JOB -
Read the data and repeat it in full, exactly.
— begin ROWS —
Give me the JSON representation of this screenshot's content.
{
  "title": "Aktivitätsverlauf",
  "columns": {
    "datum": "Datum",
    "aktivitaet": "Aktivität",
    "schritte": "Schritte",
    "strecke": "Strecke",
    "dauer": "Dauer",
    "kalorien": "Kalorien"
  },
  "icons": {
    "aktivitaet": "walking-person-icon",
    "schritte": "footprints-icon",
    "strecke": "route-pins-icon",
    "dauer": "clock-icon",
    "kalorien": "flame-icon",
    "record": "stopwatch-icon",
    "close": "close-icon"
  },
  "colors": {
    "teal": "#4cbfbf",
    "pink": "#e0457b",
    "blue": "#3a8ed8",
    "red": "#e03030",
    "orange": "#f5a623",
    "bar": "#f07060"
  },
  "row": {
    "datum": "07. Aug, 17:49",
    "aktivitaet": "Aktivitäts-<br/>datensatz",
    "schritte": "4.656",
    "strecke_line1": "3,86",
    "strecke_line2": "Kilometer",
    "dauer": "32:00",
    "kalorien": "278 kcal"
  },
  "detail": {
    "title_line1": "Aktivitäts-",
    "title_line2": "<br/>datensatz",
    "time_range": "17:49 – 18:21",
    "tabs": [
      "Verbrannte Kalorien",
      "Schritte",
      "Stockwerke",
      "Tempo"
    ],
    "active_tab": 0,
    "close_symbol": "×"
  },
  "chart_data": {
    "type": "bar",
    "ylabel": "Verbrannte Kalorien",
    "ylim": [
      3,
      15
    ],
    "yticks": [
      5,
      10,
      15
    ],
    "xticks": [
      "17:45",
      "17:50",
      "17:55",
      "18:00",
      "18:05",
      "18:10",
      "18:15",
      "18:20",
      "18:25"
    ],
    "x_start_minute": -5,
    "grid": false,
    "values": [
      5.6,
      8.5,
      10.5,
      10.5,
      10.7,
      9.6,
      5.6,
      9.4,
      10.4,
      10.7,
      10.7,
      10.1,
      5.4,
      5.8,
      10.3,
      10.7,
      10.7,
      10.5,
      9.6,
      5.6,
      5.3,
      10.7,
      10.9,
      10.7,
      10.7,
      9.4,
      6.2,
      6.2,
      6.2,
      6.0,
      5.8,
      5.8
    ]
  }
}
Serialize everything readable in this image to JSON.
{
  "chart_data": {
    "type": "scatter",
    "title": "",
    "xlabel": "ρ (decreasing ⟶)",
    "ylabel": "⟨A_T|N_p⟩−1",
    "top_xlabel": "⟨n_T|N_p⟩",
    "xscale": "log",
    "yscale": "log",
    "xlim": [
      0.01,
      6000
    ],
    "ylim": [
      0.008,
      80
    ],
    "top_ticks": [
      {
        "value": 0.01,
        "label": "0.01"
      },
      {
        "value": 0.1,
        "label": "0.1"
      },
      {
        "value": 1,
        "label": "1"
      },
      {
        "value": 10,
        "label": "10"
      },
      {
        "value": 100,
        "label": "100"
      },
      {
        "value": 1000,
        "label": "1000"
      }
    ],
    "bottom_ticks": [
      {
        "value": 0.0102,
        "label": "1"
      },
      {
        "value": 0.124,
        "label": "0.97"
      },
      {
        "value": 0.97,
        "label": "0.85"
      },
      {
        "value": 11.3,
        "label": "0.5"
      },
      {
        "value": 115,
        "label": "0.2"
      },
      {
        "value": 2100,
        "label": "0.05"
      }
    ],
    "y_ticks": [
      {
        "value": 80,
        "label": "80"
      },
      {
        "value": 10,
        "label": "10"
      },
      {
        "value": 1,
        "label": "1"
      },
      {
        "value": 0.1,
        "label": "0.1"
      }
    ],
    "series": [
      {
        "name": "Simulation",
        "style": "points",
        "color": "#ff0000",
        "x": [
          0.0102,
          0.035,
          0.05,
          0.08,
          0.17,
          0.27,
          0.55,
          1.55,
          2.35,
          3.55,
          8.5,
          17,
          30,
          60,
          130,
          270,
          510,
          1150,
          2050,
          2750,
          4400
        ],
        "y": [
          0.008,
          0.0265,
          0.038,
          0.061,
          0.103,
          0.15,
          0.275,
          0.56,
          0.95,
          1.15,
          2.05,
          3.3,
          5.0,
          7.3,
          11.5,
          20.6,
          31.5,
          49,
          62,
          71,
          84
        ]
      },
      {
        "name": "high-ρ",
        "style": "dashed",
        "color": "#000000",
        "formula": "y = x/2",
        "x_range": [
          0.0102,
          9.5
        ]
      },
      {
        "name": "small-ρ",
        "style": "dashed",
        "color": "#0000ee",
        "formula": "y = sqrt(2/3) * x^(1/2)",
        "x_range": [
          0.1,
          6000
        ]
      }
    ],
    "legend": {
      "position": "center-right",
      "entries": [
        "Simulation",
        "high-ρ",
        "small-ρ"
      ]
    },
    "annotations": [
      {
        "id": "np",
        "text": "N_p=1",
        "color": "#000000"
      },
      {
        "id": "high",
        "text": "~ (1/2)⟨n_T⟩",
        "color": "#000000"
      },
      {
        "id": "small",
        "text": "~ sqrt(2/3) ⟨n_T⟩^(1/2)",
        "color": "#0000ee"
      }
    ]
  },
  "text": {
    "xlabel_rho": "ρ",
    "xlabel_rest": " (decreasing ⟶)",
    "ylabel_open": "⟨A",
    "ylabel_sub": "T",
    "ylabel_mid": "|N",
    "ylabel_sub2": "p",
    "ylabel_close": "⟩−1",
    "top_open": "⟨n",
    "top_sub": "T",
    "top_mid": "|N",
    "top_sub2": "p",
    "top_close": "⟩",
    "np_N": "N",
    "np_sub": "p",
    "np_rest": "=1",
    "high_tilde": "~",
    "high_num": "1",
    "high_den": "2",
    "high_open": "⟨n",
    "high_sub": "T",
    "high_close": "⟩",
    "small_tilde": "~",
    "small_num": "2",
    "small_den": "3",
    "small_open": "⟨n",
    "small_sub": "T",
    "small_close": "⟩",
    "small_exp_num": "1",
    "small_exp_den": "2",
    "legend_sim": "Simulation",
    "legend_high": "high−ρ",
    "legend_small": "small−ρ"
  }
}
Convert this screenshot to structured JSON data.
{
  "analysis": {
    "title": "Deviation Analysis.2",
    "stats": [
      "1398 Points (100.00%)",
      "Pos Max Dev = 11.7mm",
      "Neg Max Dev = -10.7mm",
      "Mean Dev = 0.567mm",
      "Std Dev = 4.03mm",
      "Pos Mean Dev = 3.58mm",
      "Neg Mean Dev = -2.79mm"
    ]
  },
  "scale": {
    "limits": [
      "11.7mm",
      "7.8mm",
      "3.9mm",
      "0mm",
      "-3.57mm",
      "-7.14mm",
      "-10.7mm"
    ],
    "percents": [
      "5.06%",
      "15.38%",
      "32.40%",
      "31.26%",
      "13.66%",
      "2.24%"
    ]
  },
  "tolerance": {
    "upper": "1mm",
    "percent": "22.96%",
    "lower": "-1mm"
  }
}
— end ROWS —
CORRECT OUTPUT -
Give me the JSON representation of this screenshot's content.
{
  "title": "Aktivitätsverlauf",
  "columns": {
    "datum": "Datum",
    "aktivitaet": "Aktivität",
    "schritte": "Schritte",
    "strecke": "Strecke",
    "dauer": "Dauer",
    "kalorien": "Kalorien"
  },
  "icons": {
    "aktivitaet": "walking-person-icon",
    "schritte": "footprints-icon",
    "strecke": "route-pins-icon",
    "dauer": "clock-icon",
    "kalorien": "flame-icon",
    "record": "stopwatch-icon",
    "close": "close-icon"
  },
  "colors": {
    "teal": "#4cbfbf",
    "pink": "#e0457b",
    "blue": "#3a8ed8",
    "red": "#e03030",
    "orange": "#f5a623",
    "bar": "#f07060"
  },
  "row": {
    "datum": "07. Aug, 17:49",
    "aktivitaet": "Aktivitäts-<br/>datensatz",
    "schritte": "4.656",
    "strecke_line1": "3,86",
    "strecke_line2": "Kilometer",
    "dauer": "32:00",
    "kalorien": "278 kcal"
  },
  "detail": {
    "title_line1": "Aktivitäts-",
    "title_line2": "<br/>datensatz",
    "time_range": "17:49 – 18:21",
    "tabs": [
      "Verbrannte Kalorien",
      "Schritte",
      "Stockwerke",
      "Tempo"
    ],
    "active_tab": 0,
    "close_symbol": "×"
  },
  "chart_data": {
    "type": "bar",
    "ylabel": "Verbrannte Kalorien",
    "ylim": [
      3,
      15
    ],
    "yticks": [
      5,
      10,
      15
    ],
    "xticks": [
      "17:45",
      "17:50",
      "17:55",
      "18:00",
      "18:05",
      "18:10",
      "18:15",
      "18:20",
      "18:25"
    ],
    "x_start_minute": -5,
    "grid": false,
    "values": [
      5.6,
      8.5,
      10.5,
      10.5,
      10.7,
      9.6,
      5.6,
      9.4,
      10.4,
      10.7,
      10.7,
      10.1,
      5.4,
      5.8,
      10.3,
      10.7,
      10.7,
      10.5,
      9.6,
      5.6,
      5.3,
      10.7,
      10.9,
      10.7,
      10.7,
      9.4,
      6.2,
      6.2,
      6.2,
      6.0,
      5.8,
      5.8
    ]
  }
}
Serialize everything readable in this image to JSON.
{
  "chart_data": {
    "type": "scatter",
    "title": "",
    "xlabel": "ρ (decreasing ⟶)",
    "ylabel": "⟨A_T|N_p⟩−1",
    "top_xlabel": "⟨n_T|N_p⟩",
    "xscale": "log",
    "yscale": "log",
    "xlim": [
      0.01,
      6000
    ],
    "ylim": [
      0.008,
      80
    ],
    "top_ticks": [
      {
        "value": 0.01,
        "label": "0.01"
      },
      {
        "value": 0.1,
        "label": "0.1"
      },
      {
        "value": 1,
        "label": "1"
      },
      {
        "value": 10,
        "label": "10"
      },
      {
        "value": 100,
        "label": "100"
      },
      {
        "value": 1000,
        "label": "1000"
      }
    ],
    "bottom_ticks": [
      {
        "value": 0.0102,
        "label": "1"
      },
      {
        "value": 0.124,
        "label": "0.97"
      },
      {
        "value": 0.97,
        "label": "0.85"
      },
      {
        "value": 11.3,
        "label": "0.5"
      },
      {
        "value": 115,
        "label": "0.2"
      },
      {
        "value": 2100,
        "label": "0.05"
      }
    ],
    "y_ticks": [
      {
        "value": 80,
        "label": "80"
      },
      {
        "value": 10,
        "label": "10"
      },
      {
        "value": 1,
        "label": "1"
      },
      {
        "value": 0.1,
        "label": "0.1"
      }
    ],
    "series": [
      {
        "name": "Simulation",
        "style": "points",
        "color": "#ff0000",
        "x": [
          0.0102,
          0.035,
          0.05,
          0.08,
          0.17,
          0.27,
          0.55,
          1.55,
          2.35,
          3.55,
          8.5,
          17,
          30,
          60,
          130,
          270,
          510,
          1150,
          2050,
          2750,
          4400
        ],
        "y": [
          0.008,
          0.0265,
          0.038,
          0.061,
          0.103,
          0.15,
          0.275,
          0.56,
          0.95,
          1.15,
          2.05,
          3.3,
          5.0,
          7.3,
          11.5,
          20.6,
          31.5,
          49,
          62,
          71,
          84
        ]
      },
      {
        "name": "high-ρ",
        "style": "dashed",
        "color": "#000000",
        "formula": "y = x/2",
        "x_range": [
          0.0102,
          9.5
        ]
      },
      {
        "name": "small-ρ",
        "style": "dashed",
        "color": "#0000ee",
        "formula": "y = sqrt(2/3) * x^(1/2)",
        "x_range": [
          0.1,
          6000
        ]
      }
    ],
    "legend": {
      "position": "center-right",
      "entries": [
        "Simulation",
        "high-ρ",
        "small-ρ"
      ]
    },
    "annotations": [
      {
        "id": "np",
        "text": "N_p=1",
        "color": "#000000"
      },
      {
        "id": "high",
        "text": "~ (1/2)⟨n_T⟩",
        "color": "#000000"
      },
      {
        "id": "small",
        "text": "~ sqrt(2/3) ⟨n_T⟩^(1/2)",
        "color": "#0000ee"
      }
    ]
  },
  "text": {
    "xlabel_rho": "ρ",
    "xlabel_rest": " (decreasing ⟶)",
    "ylabel_open": "⟨A",
    "ylabel_sub": "T",
    "ylabel_mid": "|N",
    "ylabel_sub2": "p",
    "ylabel_close": "⟩−1",
    "top_open": "⟨n",
    "top_sub": "T",
    "top_mid": "|N",
    "top_sub2": "p",
    "top_close": "⟩",
    "np_N": "N",
    "np_sub": "p",
    "np_rest": "=1",
    "high_tilde": "~",
    "high_num": "1",
    "high_den": "2",
    "high_open": "⟨n",
    "high_sub": "T",
    "high_close": "⟩",
    "small_tilde": "~",
    "small_num": "2",
    "small_den": "3",
    "small_open": "⟨n",
    "small_sub": "T",
    "small_close": "⟩",
    "small_exp_num": "1",
    "small_exp_den": "2",
    "legend_sim": "Simulation",
    "legend_high": "high−ρ",
    "legend_small": "small−ρ"
  }
}
Convert this screenshot to structured JSON data.
{
  "analysis": {
    "title": "Deviation Analysis.2",
    "stats": [
      "1398 Points (100.00%)",
      "Pos Max Dev = 11.7mm",
      "Neg Max Dev = -10.7mm",
      "Mean Dev = 0.567mm",
      "Std Dev = 4.03mm",
      "Pos Mean Dev = 3.58mm",
      "Neg Mean Dev = -2.79mm"
    ]
  },
  "scale": {
    "limits": [
      "11.7mm",
      "7.8mm",
      "3.9mm",
      "0mm",
      "-3.57mm",
      "-7.14mm",
      "-10.7mm"
    ],
    "percents": [
      "5.06%",
      "15.38%",
      "32.40%",
      "31.26%",
      "13.66%",
      "2.24%"
    ]
  },
  "tolerance": {
    "upper": "1mm",
    "percent": "22.96%",
    "lower": "-1mm"
  }
}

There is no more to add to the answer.